Entries:
▼

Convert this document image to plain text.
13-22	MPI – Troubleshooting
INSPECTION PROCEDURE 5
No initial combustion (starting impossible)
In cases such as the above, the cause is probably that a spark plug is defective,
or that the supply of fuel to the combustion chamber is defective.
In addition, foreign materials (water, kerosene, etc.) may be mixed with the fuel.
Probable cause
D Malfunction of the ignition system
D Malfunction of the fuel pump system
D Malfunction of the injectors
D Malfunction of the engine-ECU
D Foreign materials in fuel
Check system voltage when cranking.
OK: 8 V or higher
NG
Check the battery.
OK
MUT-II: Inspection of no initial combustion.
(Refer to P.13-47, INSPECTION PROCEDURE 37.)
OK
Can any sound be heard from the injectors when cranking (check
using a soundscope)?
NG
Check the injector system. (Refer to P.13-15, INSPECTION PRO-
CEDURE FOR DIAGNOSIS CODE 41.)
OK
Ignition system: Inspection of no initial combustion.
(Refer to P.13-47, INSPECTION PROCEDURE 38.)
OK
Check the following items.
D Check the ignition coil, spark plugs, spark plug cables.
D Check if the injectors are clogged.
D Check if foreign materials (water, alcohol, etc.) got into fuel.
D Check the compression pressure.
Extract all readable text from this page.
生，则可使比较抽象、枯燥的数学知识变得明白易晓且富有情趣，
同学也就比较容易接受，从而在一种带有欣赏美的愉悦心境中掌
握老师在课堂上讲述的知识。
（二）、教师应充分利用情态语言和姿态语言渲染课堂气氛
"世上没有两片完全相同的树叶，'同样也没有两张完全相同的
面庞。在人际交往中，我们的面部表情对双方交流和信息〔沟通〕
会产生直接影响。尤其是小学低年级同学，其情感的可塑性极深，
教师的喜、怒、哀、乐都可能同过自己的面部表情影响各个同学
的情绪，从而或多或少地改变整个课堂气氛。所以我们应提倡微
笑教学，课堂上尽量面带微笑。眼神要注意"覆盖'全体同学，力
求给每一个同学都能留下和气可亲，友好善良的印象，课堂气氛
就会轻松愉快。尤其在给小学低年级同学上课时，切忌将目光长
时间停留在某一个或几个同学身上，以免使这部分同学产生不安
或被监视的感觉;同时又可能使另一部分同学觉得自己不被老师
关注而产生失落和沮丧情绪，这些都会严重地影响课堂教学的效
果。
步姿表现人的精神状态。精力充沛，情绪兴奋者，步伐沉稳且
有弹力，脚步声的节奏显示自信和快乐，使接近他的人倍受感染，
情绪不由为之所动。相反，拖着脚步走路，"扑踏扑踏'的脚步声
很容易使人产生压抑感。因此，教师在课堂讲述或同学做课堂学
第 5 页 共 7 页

▲

Output the full listing exactly as it stands.

Convert this document image to plain text.
13-22	MPI – Troubleshooting
INSPECTION PROCEDURE 5
No initial combustion (starting impossible)
In cases such as the above, the cause is probably that a spark plug is defective,
or that the supply of fuel to the combustion chamber is defective.
In addition, foreign materials (water, kerosene, etc.) may be mixed with the fuel.
Probable cause
D Malfunction of the ignition system
D Malfunction of the fuel pump system
D Malfunction of the injectors
D Malfunction of the engine-ECU
D Foreign materials in fuel
Check system voltage when cranking.
OK: 8 V or higher
NG
Check the battery.
OK
MUT-II: Inspection of no initial combustion.
(Refer to P.13-47, INSPECTION PROCEDURE 37.)
OK
Can any sound be heard from the injectors when cranking (check
using a soundscope)?
NG
Check the injector system. (Refer to P.13-15, INSPECTION PRO-
CEDURE FOR DIAGNOSIS CODE 41.)
OK
Ignition system: Inspection of no initial combustion.
(Refer to P.13-47, INSPECTION PROCEDURE 38.)
OK
Check the following items.
D Check the ignition coil, spark plugs, spark plug cables.
D Check if the injectors are clogged.
D Check if foreign materials (water, alcohol, etc.) got into fuel.
D Check the compression pressure.
Extract all readable text from this page.
生，则可使比较抽象、枯燥的数学知识变得明白易晓且富有情趣，
同学也就比较容易接受，从而在一种带有欣赏美的愉悦心境中掌
握老师在课堂上讲述的知识。
（二）、教师应充分利用情态语言和姿态语言渲染课堂气氛
"世上没有两片完全相同的树叶，'同样也没有两张完全相同的
面庞。在人际交往中，我们的面部表情对双方交流和信息〔沟通〕
会产生直接影响。尤其是小学低年级同学，其情感的可塑性极深，
教师的喜、怒、哀、乐都可能同过自己的面部表情影响各个同学
的情绪，从而或多或少地改变整个课堂气氛。所以我们应提倡微
笑教学，课堂上尽量面带微笑。眼神要注意"覆盖'全体同学，力
求给每一个同学都能留下和气可亲，友好善良的印象，课堂气氛
就会轻松愉快。尤其在给小学低年级同学上课时，切忌将目光长
时间停留在某一个或几个同学身上，以免使这部分同学产生不安
或被监视的感觉;同时又可能使另一部分同学觉得自己不被老师
关注而产生失落和沮丧情绪，这些都会严重地影响课堂教学的效
果。
步姿表现人的精神状态。精力充沛，情绪兴奋者，步伐沉稳且
有弹力，脚步声的节奏显示自信和快乐，使接近他的人倍受感染，
情绪不由为之所动。相反，拖着脚步走路，"扑踏扑踏'的脚步声
很容易使人产生压抑感。因此，教师在课堂讲述或同学做课堂学
第 5 页 共 7 页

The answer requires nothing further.